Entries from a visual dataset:
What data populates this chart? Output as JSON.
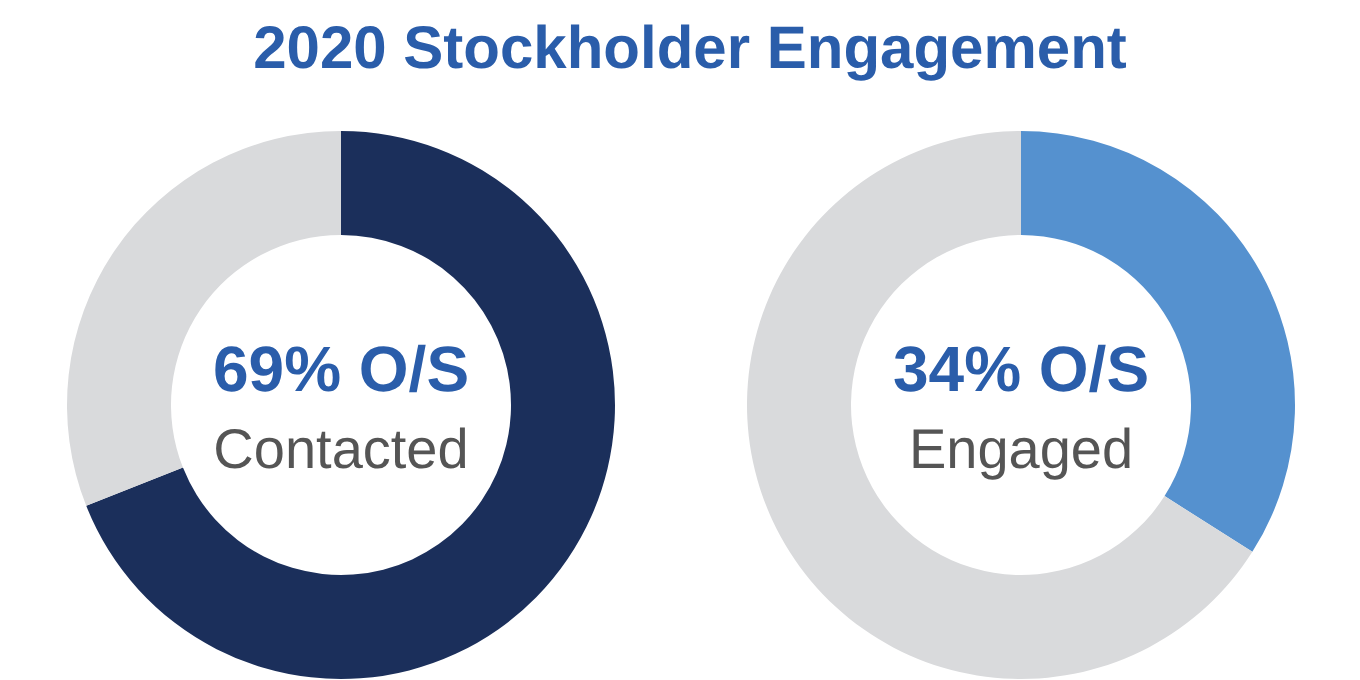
{
  "chart_data": [
    {
      "type": "donut",
      "title": "2020 Stockholder Engagement",
      "categories": [
        null,
        null
      ],
      "values": [
        69,
        31
      ],
      "colors": [
        "#1b2f5b",
        "#d9dadc"
      ],
      "annotations": [
        "69% O/S",
        "Contacted"
      ]
    },
    {
      "type": "donut",
      "categories": [
        null,
        null
      ],
      "values": [
        34,
        66
      ],
      "colors": [
        "#5591cf",
        "#d9dadc"
      ],
      "annotations": [
        "34% O/S",
        "Engaged"
      ]
    }
  ]
}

▶ WRITTEN REQUEST:
Write every entry out again exactly, dropping the pictures.

▶ SOLUTION TO THE EXERCISE:
What data populates this chart? Output as JSON.
{
  "chart_data": [
    {
      "type": "donut",
      "title": "2020 Stockholder Engagement",
      "categories": [
        null,
        null
      ],
      "values": [
        69,
        31
      ],
      "colors": [
        "#1b2f5b",
        "#d9dadc"
      ],
      "annotations": [
        "69% O/S",
        "Contacted"
      ]
    },
    {
      "type": "donut",
      "categories": [
        null,
        null
      ],
      "values": [
        34,
        66
      ],
      "colors": [
        "#5591cf",
        "#d9dadc"
      ],
      "annotations": [
        "34% O/S",
        "Engaged"
      ]
    }
  ]
}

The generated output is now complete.